>> Start SUPPLIED ENTRIES

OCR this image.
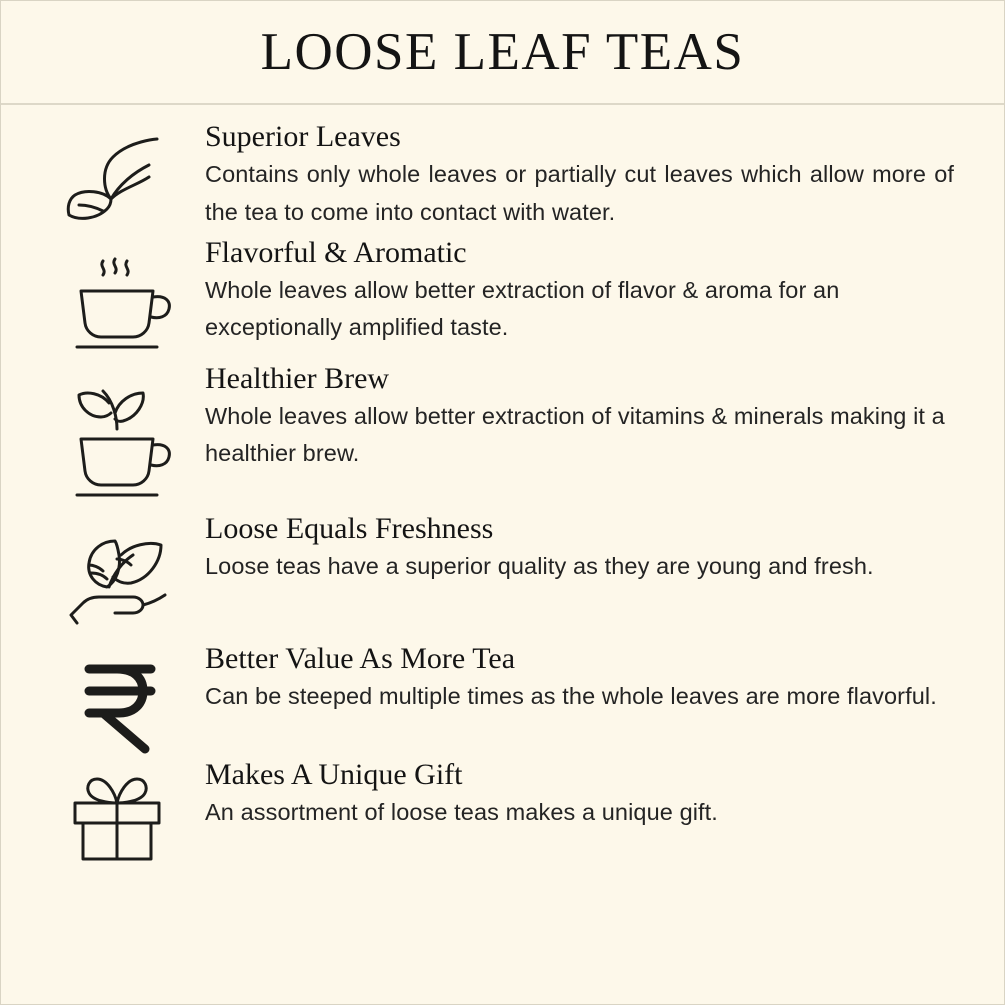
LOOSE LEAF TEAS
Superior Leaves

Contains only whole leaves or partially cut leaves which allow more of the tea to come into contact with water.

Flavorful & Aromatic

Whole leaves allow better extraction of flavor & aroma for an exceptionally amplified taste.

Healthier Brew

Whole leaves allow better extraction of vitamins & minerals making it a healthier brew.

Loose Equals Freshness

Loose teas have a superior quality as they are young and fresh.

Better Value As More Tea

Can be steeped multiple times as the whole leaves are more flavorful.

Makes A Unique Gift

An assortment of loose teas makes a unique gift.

>> End SUPPLIED ENTRIES
>> Start SUPPLIED ENTRIES

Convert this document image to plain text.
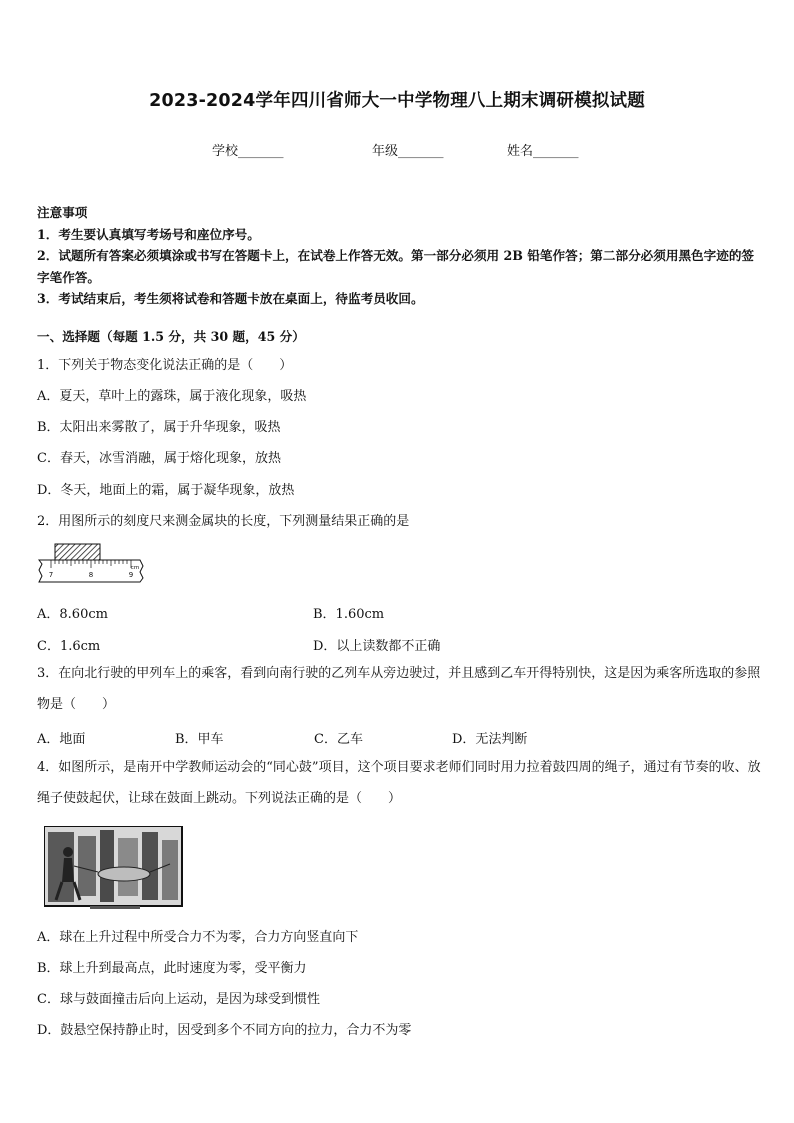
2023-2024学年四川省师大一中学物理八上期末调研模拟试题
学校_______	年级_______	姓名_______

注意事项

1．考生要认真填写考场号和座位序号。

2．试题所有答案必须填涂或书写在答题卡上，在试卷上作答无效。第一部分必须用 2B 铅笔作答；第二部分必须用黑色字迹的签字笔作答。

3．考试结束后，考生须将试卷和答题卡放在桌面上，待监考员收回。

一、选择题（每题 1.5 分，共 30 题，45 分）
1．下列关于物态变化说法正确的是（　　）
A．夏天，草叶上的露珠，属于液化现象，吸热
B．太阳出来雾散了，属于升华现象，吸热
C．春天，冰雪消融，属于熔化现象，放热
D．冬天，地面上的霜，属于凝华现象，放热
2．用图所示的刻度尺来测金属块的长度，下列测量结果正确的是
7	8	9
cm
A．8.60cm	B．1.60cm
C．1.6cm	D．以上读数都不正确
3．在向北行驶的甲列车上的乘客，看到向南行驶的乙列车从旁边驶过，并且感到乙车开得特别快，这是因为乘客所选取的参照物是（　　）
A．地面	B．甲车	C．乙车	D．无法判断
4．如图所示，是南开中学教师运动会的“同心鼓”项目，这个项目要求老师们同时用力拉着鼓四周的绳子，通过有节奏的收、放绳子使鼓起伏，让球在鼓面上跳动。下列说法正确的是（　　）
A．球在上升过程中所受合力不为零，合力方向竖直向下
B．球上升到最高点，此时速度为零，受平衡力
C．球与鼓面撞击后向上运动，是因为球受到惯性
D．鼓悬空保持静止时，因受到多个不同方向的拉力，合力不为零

>> End SUPPLIED ENTRIES

§ THE PROBLEM: Copy each line of the listing that contains the string "extraction".

§ PROBLEM SOLUTION:
Whole leaves allow better extraction of flavor & aroma for an exceptionally amplified taste.
Whole leaves allow better extraction of vitamins & minerals making it a healthier brew.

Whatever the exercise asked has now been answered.